_YOUR TASK:_
Copy the rows word for word, from the first row through the row containing "reload-icon[interactable]: ↻ <box>50", with both ends included.

%%

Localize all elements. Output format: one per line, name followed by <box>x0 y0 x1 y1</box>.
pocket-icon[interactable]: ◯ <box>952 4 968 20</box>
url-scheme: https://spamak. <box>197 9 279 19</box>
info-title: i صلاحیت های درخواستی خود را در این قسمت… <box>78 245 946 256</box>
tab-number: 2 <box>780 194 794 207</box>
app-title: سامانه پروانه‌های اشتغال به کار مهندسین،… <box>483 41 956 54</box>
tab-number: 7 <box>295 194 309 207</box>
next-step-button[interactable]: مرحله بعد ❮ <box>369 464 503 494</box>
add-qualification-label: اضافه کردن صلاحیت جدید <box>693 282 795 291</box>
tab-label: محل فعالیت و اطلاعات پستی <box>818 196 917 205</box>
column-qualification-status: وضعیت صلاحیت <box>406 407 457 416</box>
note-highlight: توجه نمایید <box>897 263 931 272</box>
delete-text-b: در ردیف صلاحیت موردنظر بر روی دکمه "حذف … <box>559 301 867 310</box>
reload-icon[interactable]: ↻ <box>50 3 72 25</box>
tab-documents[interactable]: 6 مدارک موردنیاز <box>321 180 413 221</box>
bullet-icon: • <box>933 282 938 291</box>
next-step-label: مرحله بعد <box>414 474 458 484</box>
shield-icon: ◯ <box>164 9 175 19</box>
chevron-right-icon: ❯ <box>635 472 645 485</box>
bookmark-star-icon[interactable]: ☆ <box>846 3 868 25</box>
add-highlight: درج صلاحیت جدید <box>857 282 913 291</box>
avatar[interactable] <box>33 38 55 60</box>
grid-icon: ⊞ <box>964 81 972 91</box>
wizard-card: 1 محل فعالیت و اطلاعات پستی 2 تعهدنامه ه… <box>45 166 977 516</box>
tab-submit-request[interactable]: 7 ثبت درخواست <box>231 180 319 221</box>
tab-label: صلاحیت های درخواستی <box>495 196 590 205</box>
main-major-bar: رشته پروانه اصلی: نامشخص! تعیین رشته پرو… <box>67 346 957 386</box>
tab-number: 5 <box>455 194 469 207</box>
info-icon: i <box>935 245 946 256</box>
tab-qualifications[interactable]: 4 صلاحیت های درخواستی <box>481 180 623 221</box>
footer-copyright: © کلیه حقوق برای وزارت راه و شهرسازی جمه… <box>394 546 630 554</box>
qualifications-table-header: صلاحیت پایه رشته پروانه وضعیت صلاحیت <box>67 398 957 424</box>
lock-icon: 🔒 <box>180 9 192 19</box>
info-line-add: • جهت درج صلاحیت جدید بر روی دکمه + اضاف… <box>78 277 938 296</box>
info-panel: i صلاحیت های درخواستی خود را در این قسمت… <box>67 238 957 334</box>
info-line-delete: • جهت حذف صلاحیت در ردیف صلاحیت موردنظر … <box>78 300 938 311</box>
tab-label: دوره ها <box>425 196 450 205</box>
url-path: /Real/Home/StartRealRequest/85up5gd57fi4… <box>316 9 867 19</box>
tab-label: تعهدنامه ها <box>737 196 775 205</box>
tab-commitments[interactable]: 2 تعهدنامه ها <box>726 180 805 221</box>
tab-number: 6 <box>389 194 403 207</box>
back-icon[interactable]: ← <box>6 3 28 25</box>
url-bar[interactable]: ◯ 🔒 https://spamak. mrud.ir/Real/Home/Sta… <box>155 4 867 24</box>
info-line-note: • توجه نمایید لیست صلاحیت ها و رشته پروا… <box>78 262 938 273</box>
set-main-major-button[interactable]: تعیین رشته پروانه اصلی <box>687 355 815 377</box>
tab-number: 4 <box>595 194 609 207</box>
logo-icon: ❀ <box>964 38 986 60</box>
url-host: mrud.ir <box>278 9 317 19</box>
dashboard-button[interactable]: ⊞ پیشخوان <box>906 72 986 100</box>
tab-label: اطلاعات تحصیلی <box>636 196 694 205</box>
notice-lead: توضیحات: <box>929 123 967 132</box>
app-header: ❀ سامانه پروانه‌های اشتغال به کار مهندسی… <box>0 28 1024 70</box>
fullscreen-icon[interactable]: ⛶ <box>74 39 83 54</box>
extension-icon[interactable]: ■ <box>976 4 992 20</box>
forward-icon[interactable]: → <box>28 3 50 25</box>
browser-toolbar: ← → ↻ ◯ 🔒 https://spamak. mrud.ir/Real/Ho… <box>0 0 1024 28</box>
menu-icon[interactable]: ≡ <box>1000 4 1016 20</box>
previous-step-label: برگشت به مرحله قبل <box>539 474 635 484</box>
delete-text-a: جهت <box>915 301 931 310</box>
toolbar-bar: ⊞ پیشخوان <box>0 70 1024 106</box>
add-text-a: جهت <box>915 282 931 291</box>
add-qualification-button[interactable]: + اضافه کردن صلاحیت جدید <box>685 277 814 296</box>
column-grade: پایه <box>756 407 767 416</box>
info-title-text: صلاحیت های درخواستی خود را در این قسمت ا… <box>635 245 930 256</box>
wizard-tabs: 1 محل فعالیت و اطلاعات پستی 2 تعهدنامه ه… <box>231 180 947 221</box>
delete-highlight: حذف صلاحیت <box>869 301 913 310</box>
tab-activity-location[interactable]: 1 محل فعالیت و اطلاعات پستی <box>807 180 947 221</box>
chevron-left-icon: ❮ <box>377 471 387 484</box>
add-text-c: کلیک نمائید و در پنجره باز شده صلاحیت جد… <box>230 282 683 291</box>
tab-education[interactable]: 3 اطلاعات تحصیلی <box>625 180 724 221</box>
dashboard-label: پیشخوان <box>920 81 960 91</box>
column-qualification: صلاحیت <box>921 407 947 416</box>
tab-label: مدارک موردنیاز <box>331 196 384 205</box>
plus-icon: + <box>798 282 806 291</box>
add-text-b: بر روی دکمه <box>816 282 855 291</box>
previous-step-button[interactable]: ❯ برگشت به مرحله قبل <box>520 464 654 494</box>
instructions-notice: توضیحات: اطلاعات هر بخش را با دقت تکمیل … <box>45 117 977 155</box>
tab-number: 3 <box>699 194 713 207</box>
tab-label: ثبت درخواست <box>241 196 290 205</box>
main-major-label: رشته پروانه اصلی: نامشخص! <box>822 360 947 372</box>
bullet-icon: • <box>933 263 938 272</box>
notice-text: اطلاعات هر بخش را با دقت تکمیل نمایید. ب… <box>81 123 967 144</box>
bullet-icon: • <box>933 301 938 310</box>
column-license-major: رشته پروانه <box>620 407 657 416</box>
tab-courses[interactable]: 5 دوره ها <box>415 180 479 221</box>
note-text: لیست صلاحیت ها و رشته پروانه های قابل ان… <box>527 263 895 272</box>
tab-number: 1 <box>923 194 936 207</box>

%%

_REPLY:_
Localize all elements. Output format: one per line, name followed by <box>x0 y0 x1 y1</box>.
pocket-icon[interactable]: ◯ <box>952 4 968 20</box>
url-scheme: https://spamak. <box>197 9 279 19</box>
info-title: i صلاحیت های درخواستی خود را در این قسمت… <box>78 245 946 256</box>
tab-number: 2 <box>780 194 794 207</box>
app-title: سامانه پروانه‌های اشتغال به کار مهندسین،… <box>483 41 956 54</box>
tab-number: 7 <box>295 194 309 207</box>
next-step-button[interactable]: مرحله بعد ❮ <box>369 464 503 494</box>
add-qualification-label: اضافه کردن صلاحیت جدید <box>693 282 795 291</box>
tab-label: محل فعالیت و اطلاعات پستی <box>818 196 917 205</box>
column-qualification-status: وضعیت صلاحیت <box>406 407 457 416</box>
note-highlight: توجه نمایید <box>897 263 931 272</box>
delete-text-b: در ردیف صلاحیت موردنظر بر روی دکمه "حذف … <box>559 301 867 310</box>
reload-icon[interactable]: ↻ <box>50 3 72 25</box>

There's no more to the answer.